- WRITTEN EXERCISE:
Output each entry below as it stands, leaving out every picture.

* START *

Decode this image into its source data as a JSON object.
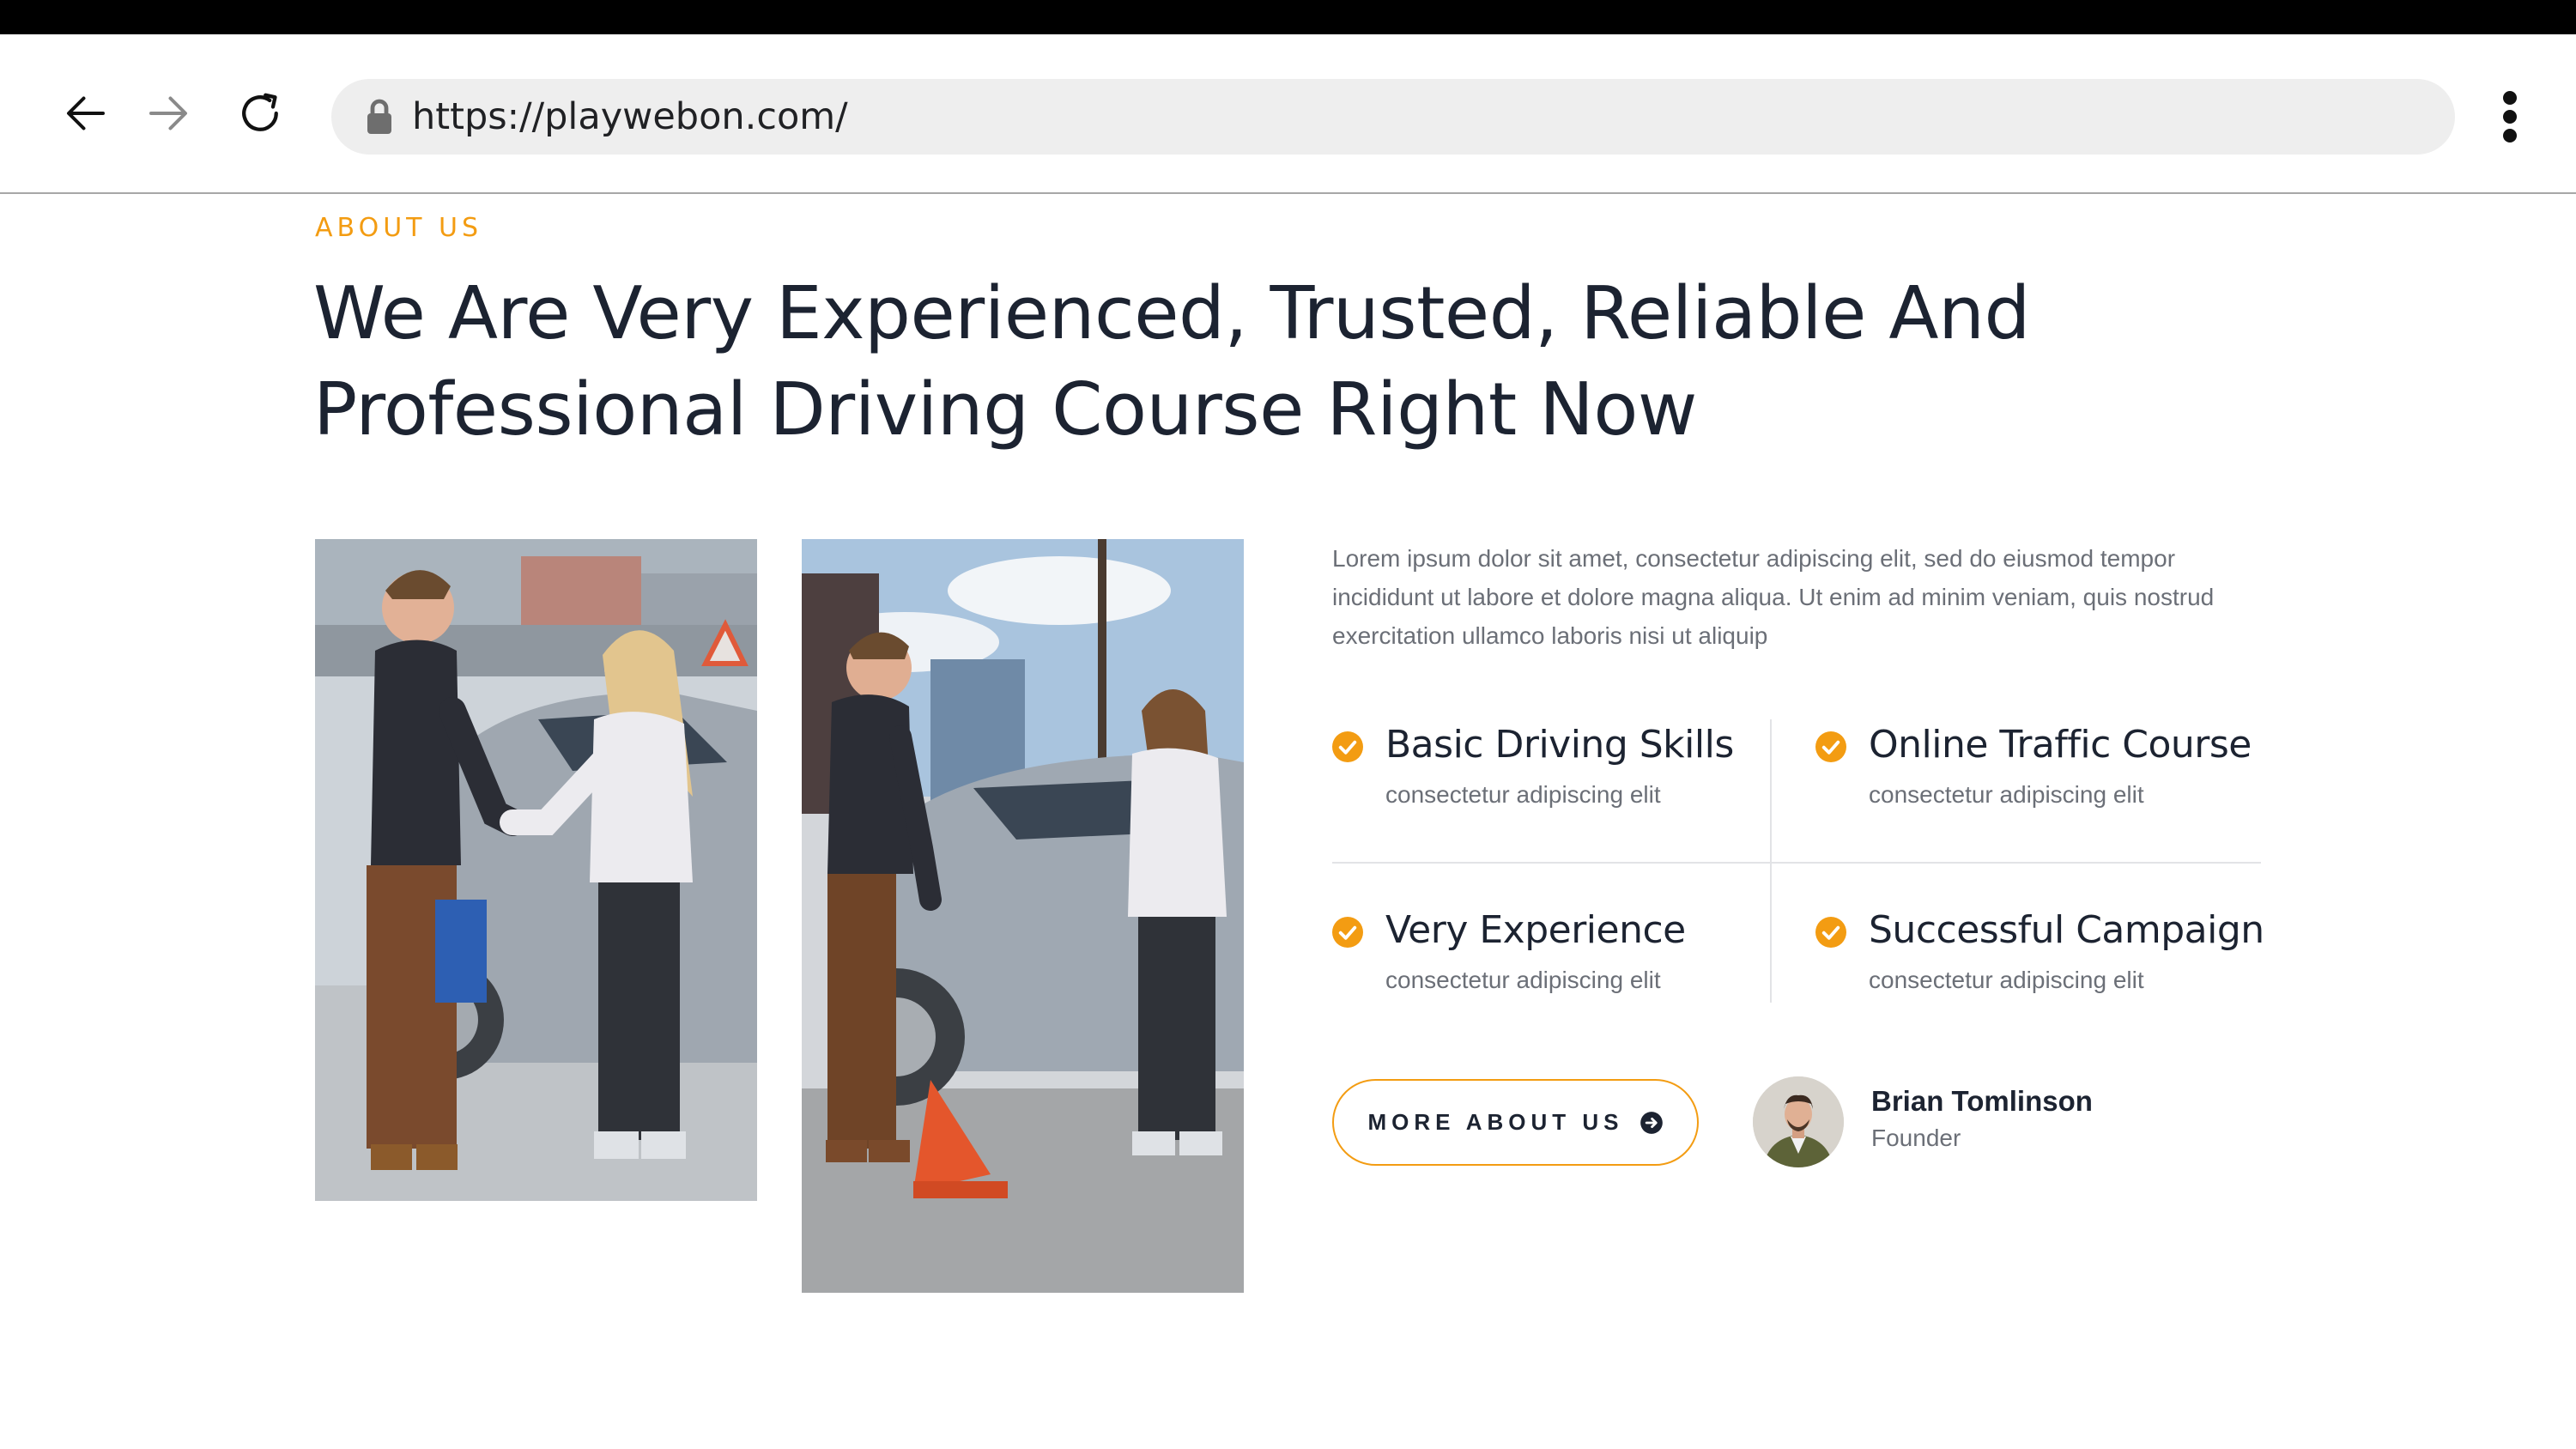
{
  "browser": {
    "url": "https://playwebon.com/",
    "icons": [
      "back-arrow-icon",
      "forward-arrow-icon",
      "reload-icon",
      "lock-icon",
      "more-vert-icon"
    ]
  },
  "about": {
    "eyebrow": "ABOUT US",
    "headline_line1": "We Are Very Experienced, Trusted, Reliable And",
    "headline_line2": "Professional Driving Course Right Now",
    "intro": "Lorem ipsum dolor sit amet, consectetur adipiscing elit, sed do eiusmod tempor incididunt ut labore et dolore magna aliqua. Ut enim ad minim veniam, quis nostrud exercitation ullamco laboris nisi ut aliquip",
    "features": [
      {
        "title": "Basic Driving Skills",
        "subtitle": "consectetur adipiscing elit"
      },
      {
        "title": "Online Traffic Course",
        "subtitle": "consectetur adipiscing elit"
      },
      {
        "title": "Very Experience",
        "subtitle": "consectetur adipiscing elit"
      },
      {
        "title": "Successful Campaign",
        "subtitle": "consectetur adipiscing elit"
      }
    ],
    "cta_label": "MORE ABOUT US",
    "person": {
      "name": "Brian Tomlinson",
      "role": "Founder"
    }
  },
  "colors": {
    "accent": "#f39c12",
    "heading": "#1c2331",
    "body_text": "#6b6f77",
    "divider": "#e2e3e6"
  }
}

* END *

- COMPLETED EXERCISE:
Decode this image into its source data as a JSON object.
{
  "browser": {
    "url": "https://playwebon.com/",
    "icons": [
      "back-arrow-icon",
      "forward-arrow-icon",
      "reload-icon",
      "lock-icon",
      "more-vert-icon"
    ]
  },
  "about": {
    "eyebrow": "ABOUT US",
    "headline_line1": "We Are Very Experienced, Trusted, Reliable And",
    "headline_line2": "Professional Driving Course Right Now",
    "intro": "Lorem ipsum dolor sit amet, consectetur adipiscing elit, sed do eiusmod tempor incididunt ut labore et dolore magna aliqua. Ut enim ad minim veniam, quis nostrud exercitation ullamco laboris nisi ut aliquip",
    "features": [
      {
        "title": "Basic Driving Skills",
        "subtitle": "consectetur adipiscing elit"
      },
      {
        "title": "Online Traffic Course",
        "subtitle": "consectetur adipiscing elit"
      },
      {
        "title": "Very Experience",
        "subtitle": "consectetur adipiscing elit"
      },
      {
        "title": "Successful Campaign",
        "subtitle": "consectetur adipiscing elit"
      }
    ],
    "cta_label": "MORE ABOUT US",
    "person": {
      "name": "Brian Tomlinson",
      "role": "Founder"
    }
  },
  "colors": {
    "accent": "#f39c12",
    "heading": "#1c2331",
    "body_text": "#6b6f77",
    "divider": "#e2e3e6"
  }
}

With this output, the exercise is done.